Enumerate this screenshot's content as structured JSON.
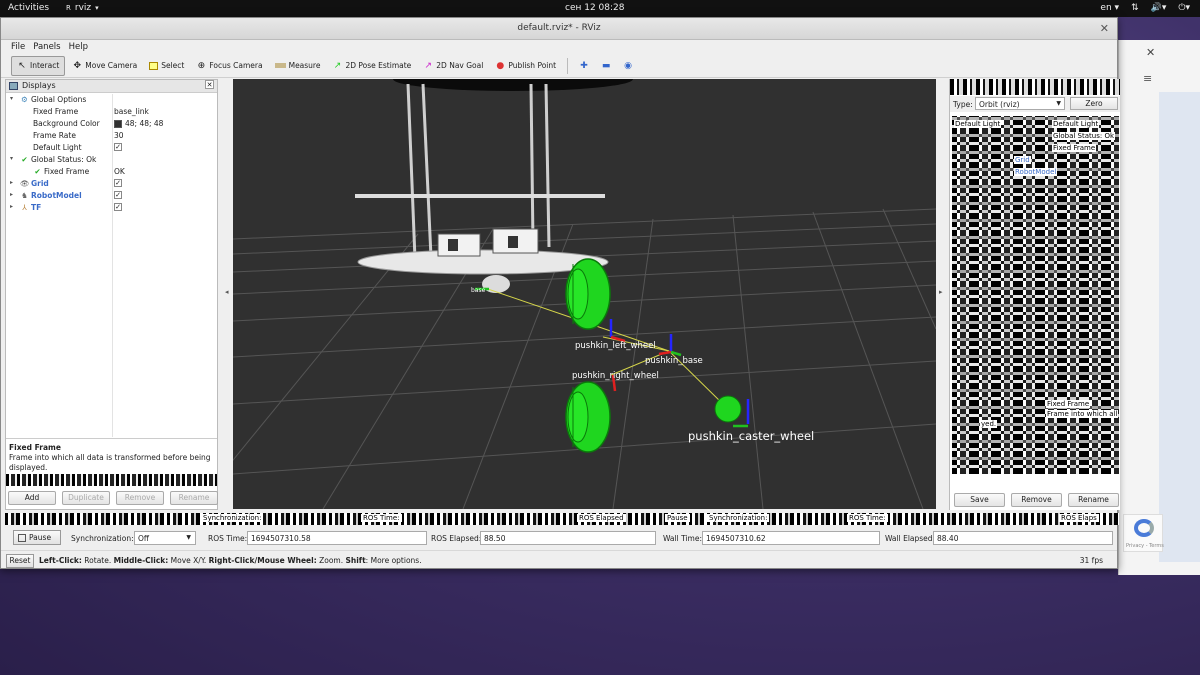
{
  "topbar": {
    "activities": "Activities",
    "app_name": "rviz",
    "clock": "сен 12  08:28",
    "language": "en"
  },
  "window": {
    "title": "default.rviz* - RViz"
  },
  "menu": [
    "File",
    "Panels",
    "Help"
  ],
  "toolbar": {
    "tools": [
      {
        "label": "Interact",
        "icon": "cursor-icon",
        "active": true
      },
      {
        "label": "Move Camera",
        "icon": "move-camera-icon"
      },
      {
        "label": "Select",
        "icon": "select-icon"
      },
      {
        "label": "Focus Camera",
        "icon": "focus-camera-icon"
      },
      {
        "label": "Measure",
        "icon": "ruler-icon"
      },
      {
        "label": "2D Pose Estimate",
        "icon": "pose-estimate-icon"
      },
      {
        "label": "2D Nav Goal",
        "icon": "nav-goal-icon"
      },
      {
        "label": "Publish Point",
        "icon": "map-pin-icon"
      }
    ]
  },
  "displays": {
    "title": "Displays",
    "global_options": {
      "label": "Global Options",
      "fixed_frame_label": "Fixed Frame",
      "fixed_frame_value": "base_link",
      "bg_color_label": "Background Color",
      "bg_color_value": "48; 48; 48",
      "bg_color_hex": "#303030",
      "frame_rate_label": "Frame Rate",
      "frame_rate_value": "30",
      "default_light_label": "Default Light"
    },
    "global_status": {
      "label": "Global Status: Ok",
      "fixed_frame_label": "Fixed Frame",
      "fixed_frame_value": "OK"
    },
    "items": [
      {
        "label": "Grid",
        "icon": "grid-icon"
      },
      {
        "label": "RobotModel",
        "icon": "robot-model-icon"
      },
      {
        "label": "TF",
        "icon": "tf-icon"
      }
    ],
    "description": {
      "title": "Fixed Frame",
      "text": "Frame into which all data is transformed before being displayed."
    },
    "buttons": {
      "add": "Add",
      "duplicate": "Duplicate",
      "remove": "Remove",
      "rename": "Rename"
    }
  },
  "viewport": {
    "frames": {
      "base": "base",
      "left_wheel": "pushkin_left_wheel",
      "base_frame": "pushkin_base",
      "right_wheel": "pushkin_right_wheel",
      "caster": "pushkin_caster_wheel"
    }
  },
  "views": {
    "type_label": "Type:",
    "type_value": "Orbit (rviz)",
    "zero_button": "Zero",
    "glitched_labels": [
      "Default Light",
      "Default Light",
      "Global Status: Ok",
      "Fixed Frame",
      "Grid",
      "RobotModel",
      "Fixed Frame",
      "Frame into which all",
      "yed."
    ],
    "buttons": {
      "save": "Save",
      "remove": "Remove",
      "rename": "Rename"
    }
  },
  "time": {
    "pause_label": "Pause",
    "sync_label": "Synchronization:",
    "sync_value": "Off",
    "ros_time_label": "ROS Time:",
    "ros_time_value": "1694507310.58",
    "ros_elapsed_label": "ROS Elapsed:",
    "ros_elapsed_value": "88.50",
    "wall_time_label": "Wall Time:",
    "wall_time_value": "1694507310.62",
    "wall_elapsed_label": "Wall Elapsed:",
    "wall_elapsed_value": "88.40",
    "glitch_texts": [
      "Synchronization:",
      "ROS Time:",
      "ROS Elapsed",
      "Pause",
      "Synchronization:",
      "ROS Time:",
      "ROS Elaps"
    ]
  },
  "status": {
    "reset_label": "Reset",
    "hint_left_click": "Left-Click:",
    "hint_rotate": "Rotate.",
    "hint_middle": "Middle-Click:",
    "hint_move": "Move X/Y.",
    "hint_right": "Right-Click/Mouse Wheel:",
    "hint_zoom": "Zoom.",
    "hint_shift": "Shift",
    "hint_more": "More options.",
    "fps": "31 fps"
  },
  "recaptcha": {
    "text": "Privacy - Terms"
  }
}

== == ==

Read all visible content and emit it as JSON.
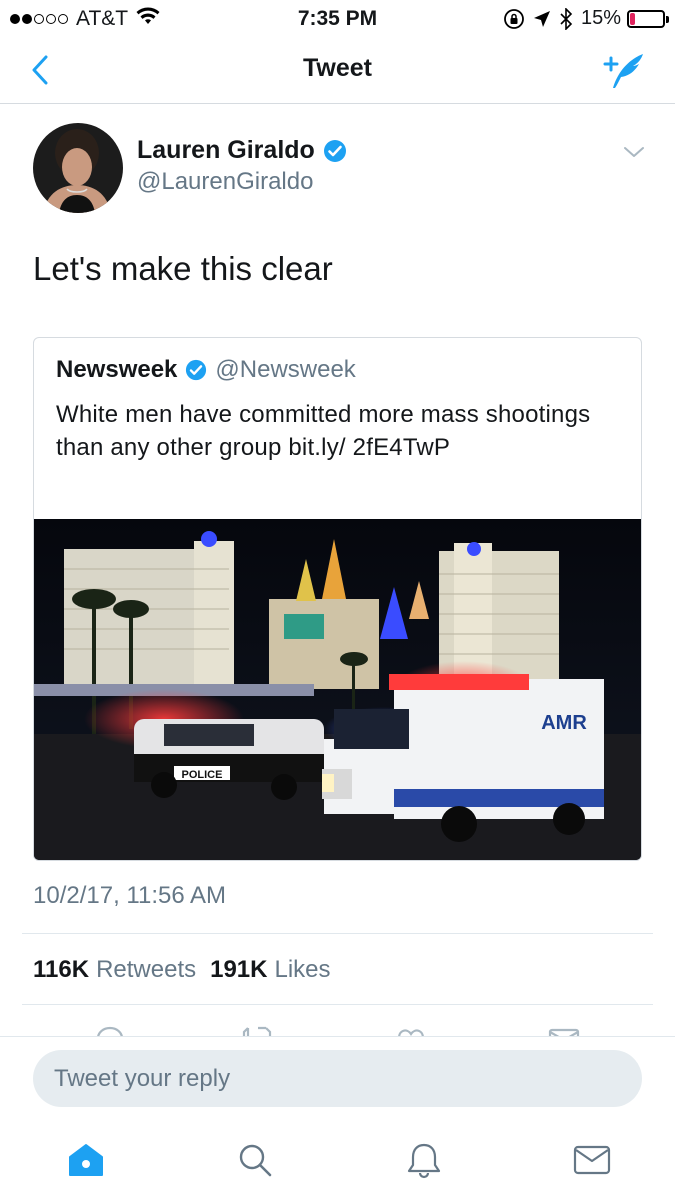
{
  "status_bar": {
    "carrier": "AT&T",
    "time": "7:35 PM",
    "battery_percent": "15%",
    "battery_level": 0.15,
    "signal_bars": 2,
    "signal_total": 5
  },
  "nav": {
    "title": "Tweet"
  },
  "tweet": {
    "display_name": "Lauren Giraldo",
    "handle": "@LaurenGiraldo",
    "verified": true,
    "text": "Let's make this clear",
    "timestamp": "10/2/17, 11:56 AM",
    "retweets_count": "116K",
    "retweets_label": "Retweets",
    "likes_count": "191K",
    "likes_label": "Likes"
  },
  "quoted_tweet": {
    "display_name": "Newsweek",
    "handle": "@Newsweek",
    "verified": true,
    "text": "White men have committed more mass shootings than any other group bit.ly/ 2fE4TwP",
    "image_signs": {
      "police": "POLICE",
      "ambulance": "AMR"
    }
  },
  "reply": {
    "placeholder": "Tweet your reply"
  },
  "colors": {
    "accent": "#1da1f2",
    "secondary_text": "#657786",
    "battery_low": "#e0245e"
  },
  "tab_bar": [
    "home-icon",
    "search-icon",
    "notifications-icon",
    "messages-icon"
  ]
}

== == ==

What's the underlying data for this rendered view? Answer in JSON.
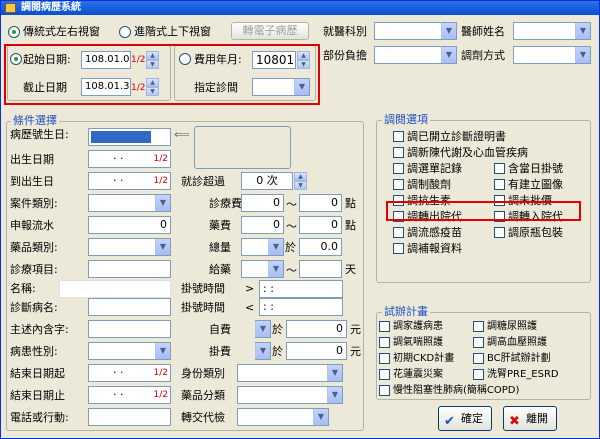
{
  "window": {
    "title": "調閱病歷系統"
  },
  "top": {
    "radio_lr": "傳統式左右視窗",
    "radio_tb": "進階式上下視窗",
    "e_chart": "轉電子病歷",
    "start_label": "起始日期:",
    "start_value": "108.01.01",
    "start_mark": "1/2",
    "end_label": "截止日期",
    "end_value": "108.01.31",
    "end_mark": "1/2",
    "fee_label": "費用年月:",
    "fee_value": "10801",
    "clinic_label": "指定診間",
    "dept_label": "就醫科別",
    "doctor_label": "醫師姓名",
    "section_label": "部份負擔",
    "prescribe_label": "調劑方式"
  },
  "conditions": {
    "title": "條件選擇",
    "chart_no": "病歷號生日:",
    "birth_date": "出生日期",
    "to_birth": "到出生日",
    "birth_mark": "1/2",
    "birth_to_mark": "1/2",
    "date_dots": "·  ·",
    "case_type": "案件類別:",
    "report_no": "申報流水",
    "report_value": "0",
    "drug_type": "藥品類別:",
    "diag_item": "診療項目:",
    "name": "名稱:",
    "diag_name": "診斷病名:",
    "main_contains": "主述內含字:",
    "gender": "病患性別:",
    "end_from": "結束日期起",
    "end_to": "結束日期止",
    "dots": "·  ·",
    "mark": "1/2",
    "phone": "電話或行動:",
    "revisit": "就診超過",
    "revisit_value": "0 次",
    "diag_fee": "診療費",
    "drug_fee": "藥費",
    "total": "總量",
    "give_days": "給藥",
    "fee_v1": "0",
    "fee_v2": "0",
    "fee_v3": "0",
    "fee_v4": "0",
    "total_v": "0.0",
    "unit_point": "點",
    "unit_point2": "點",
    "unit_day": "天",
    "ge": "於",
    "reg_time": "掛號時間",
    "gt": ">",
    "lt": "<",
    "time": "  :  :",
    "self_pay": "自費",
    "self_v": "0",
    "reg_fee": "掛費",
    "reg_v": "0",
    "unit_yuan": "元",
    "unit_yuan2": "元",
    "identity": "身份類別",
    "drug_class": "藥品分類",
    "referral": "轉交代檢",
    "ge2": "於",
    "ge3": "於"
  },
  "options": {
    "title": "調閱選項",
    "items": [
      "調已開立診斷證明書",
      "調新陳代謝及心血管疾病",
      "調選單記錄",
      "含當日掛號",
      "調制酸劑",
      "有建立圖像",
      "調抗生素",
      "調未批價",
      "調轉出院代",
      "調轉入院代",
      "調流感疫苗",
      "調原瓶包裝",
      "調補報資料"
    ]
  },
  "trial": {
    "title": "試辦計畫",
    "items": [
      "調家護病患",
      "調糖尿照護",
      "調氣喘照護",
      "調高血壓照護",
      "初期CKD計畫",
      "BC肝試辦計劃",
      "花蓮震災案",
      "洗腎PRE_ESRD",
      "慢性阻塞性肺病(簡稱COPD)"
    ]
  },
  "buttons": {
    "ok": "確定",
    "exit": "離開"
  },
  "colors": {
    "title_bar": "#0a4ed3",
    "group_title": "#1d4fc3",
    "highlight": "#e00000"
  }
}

== == ==

[Work to complete]
Using the records above, gather all lines where the string "data" is present.

[Result for this exercise]
      "text": "Frame into which all data is transformed before being displayed."
What's the underlying data for this rendered view? Answer in JSON.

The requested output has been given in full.